## start Data lines

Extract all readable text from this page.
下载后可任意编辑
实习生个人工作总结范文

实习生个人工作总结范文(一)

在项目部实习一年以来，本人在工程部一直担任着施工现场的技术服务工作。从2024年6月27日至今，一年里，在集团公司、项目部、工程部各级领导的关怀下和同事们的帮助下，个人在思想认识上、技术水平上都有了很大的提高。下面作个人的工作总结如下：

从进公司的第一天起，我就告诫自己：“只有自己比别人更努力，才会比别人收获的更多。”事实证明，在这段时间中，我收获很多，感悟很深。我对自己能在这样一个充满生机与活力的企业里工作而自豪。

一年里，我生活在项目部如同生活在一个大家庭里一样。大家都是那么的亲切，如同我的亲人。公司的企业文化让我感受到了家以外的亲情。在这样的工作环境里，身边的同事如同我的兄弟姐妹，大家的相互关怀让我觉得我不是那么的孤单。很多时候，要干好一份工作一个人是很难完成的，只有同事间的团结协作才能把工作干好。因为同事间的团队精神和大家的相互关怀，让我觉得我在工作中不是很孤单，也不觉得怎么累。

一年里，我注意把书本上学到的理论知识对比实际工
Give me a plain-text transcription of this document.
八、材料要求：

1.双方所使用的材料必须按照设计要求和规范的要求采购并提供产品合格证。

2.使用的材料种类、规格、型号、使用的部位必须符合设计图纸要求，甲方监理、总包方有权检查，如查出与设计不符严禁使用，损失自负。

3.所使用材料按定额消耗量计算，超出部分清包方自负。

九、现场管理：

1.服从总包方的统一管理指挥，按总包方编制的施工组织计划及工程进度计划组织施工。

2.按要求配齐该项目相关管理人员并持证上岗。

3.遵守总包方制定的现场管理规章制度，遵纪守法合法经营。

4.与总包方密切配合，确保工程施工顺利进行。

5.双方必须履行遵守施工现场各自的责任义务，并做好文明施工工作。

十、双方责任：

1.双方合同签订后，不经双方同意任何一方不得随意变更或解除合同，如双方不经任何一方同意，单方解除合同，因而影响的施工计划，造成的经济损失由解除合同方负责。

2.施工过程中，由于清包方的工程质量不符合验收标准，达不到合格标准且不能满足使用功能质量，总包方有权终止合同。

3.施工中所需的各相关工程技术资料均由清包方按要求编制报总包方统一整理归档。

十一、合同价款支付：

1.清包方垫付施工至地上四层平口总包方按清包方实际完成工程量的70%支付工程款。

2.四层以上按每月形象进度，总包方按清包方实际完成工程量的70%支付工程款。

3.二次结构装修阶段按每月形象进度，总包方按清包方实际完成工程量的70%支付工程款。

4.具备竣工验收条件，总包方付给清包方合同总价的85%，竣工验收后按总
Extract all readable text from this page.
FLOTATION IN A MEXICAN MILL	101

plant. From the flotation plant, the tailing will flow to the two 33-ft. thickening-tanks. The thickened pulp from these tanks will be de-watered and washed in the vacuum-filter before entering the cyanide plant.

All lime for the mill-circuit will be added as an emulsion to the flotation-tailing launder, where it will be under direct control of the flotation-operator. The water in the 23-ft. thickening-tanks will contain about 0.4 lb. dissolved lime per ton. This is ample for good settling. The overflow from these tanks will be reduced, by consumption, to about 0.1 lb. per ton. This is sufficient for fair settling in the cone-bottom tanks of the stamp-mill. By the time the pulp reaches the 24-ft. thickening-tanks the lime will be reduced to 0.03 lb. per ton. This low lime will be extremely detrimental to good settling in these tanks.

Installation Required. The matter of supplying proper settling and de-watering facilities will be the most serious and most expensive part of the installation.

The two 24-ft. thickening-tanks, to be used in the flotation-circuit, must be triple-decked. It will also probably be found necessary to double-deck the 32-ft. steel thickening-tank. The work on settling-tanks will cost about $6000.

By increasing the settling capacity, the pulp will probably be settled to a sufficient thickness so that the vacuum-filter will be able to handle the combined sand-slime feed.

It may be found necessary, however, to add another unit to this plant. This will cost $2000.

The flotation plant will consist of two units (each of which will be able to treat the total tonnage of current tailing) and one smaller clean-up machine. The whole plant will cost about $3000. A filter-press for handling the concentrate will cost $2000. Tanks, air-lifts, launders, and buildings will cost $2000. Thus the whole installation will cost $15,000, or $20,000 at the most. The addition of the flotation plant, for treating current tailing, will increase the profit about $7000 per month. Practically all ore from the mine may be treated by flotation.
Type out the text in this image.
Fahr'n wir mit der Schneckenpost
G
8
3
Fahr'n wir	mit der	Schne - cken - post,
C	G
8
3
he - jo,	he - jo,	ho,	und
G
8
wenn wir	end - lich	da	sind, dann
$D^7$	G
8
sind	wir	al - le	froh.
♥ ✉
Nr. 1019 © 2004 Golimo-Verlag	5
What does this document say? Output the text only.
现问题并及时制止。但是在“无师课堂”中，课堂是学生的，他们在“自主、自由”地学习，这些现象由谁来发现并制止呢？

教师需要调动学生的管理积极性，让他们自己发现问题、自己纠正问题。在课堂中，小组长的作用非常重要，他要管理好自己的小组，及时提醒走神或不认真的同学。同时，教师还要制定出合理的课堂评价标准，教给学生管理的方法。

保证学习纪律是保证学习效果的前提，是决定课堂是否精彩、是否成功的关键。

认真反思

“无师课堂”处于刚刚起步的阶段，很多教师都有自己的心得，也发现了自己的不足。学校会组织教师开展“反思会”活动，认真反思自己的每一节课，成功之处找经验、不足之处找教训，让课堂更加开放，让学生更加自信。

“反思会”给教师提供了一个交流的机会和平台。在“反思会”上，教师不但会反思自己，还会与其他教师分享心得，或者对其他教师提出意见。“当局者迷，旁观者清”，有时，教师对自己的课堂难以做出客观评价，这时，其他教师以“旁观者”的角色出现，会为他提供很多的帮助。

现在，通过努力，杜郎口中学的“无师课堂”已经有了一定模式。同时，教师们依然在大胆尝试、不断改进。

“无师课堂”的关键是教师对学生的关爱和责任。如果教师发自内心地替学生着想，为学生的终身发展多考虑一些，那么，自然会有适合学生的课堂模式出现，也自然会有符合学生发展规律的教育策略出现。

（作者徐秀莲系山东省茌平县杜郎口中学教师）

## end Data lines

**What to produce**
Output all of the material exactly as written.

**Written solution**
Extract all readable text from this page.
下载后可任意编辑
实习生个人工作总结范文

实习生个人工作总结范文(一)

在项目部实习一年以来，本人在工程部一直担任着施工现场的技术服务工作。从2024年6月27日至今，一年里，在集团公司、项目部、工程部各级领导的关怀下和同事们的帮助下，个人在思想认识上、技术水平上都有了很大的提高。下面作个人的工作总结如下：

从进公司的第一天起，我就告诫自己：“只有自己比别人更努力，才会比别人收获的更多。”事实证明，在这段时间中，我收获很多，感悟很深。我对自己能在这样一个充满生机与活力的企业里工作而自豪。

一年里，我生活在项目部如同生活在一个大家庭里一样。大家都是那么的亲切，如同我的亲人。公司的企业文化让我感受到了家以外的亲情。在这样的工作环境里，身边的同事如同我的兄弟姐妹，大家的相互关怀让我觉得我不是那么的孤单。很多时候，要干好一份工作一个人是很难完成的，只有同事间的团结协作才能把工作干好。因为同事间的团队精神和大家的相互关怀，让我觉得我在工作中不是很孤单，也不觉得怎么累。

一年里，我注意把书本上学到的理论知识对比实际工
Give me a plain-text transcription of this document.
八、材料要求：

1.双方所使用的材料必须按照设计要求和规范的要求采购并提供产品合格证。

2.使用的材料种类、规格、型号、使用的部位必须符合设计图纸要求，甲方监理、总包方有权检查，如查出与设计不符严禁使用，损失自负。

3.所使用材料按定额消耗量计算，超出部分清包方自负。

九、现场管理：

1.服从总包方的统一管理指挥，按总包方编制的施工组织计划及工程进度计划组织施工。

2.按要求配齐该项目相关管理人员并持证上岗。

3.遵守总包方制定的现场管理规章制度，遵纪守法合法经营。

4.与总包方密切配合，确保工程施工顺利进行。

5.双方必须履行遵守施工现场各自的责任义务，并做好文明施工工作。

十、双方责任：

1.双方合同签订后，不经双方同意任何一方不得随意变更或解除合同，如双方不经任何一方同意，单方解除合同，因而影响的施工计划，造成的经济损失由解除合同方负责。

2.施工过程中，由于清包方的工程质量不符合验收标准，达不到合格标准且不能满足使用功能质量，总包方有权终止合同。

3.施工中所需的各相关工程技术资料均由清包方按要求编制报总包方统一整理归档。

十一、合同价款支付：

1.清包方垫付施工至地上四层平口总包方按清包方实际完成工程量的70%支付工程款。

2.四层以上按每月形象进度，总包方按清包方实际完成工程量的70%支付工程款。

3.二次结构装修阶段按每月形象进度，总包方按清包方实际完成工程量的70%支付工程款。

4.具备竣工验收条件，总包方付给清包方合同总价的85%，竣工验收后按总
Extract all readable text from this page.
FLOTATION IN A MEXICAN MILL	101

plant. From the flotation plant, the tailing will flow to the two 33-ft. thickening-tanks. The thickened pulp from these tanks will be de-watered and washed in the vacuum-filter before entering the cyanide plant.

All lime for the mill-circuit will be added as an emulsion to the flotation-tailing launder, where it will be under direct control of the flotation-operator. The water in the 23-ft. thickening-tanks will contain about 0.4 lb. dissolved lime per ton. This is ample for good settling. The overflow from these tanks will be reduced, by consumption, to about 0.1 lb. per ton. This is sufficient for fair settling in the cone-bottom tanks of the stamp-mill. By the time the pulp reaches the 24-ft. thickening-tanks the lime will be reduced to 0.03 lb. per ton. This low lime will be extremely detrimental to good settling in these tanks.

Installation Required. The matter of supplying proper settling and de-watering facilities will be the most serious and most expensive part of the installation.

The two 24-ft. thickening-tanks, to be used in the flotation-circuit, must be triple-decked. It will also probably be found necessary to double-deck the 32-ft. steel thickening-tank. The work on settling-tanks will cost about $6000.

By increasing the settling capacity, the pulp will probably be settled to a sufficient thickness so that the vacuum-filter will be able to handle the combined sand-slime feed.

It may be found necessary, however, to add another unit to this plant. This will cost $2000.

The flotation plant will consist of two units (each of which will be able to treat the total tonnage of current tailing) and one smaller clean-up machine. The whole plant will cost about $3000. A filter-press for handling the concentrate will cost $2000. Tanks, air-lifts, launders, and buildings will cost $2000. Thus the whole installation will cost $15,000, or $20,000 at the most. The addition of the flotation plant, for treating current tailing, will increase the profit about $7000 per month. Practically all ore from the mine may be treated by flotation.
Type out the text in this image.
Fahr'n wir mit der Schneckenpost
G
8
3
Fahr'n wir	mit der	Schne - cken - post,
C	G
8
3
he - jo,	he - jo,	ho,	und
G
8
wenn wir	end - lich	da	sind, dann
$D^7$	G
8
sind	wir	al - le	froh.
♥ ✉
Nr. 1019 © 2004 Golimo-Verlag	5
What does this document say? Output the text only.
现问题并及时制止。但是在“无师课堂”中，课堂是学生的，他们在“自主、自由”地学习，这些现象由谁来发现并制止呢？

教师需要调动学生的管理积极性，让他们自己发现问题、自己纠正问题。在课堂中，小组长的作用非常重要，他要管理好自己的小组，及时提醒走神或不认真的同学。同时，教师还要制定出合理的课堂评价标准，教给学生管理的方法。

保证学习纪律是保证学习效果的前提，是决定课堂是否精彩、是否成功的关键。

认真反思

“无师课堂”处于刚刚起步的阶段，很多教师都有自己的心得，也发现了自己的不足。学校会组织教师开展“反思会”活动，认真反思自己的每一节课，成功之处找经验、不足之处找教训，让课堂更加开放，让学生更加自信。

“反思会”给教师提供了一个交流的机会和平台。在“反思会”上，教师不但会反思自己，还会与其他教师分享心得，或者对其他教师提出意见。“当局者迷，旁观者清”，有时，教师对自己的课堂难以做出客观评价，这时，其他教师以“旁观者”的角色出现，会为他提供很多的帮助。

现在，通过努力，杜郎口中学的“无师课堂”已经有了一定模式。同时，教师们依然在大胆尝试、不断改进。

“无师课堂”的关键是教师对学生的关爱和责任。如果教师发自内心地替学生着想，为学生的终身发展多考虑一些，那么，自然会有适合学生的课堂模式出现，也自然会有符合学生发展规律的教育策略出现。

（作者徐秀莲系山东省茌平县杜郎口中学教师）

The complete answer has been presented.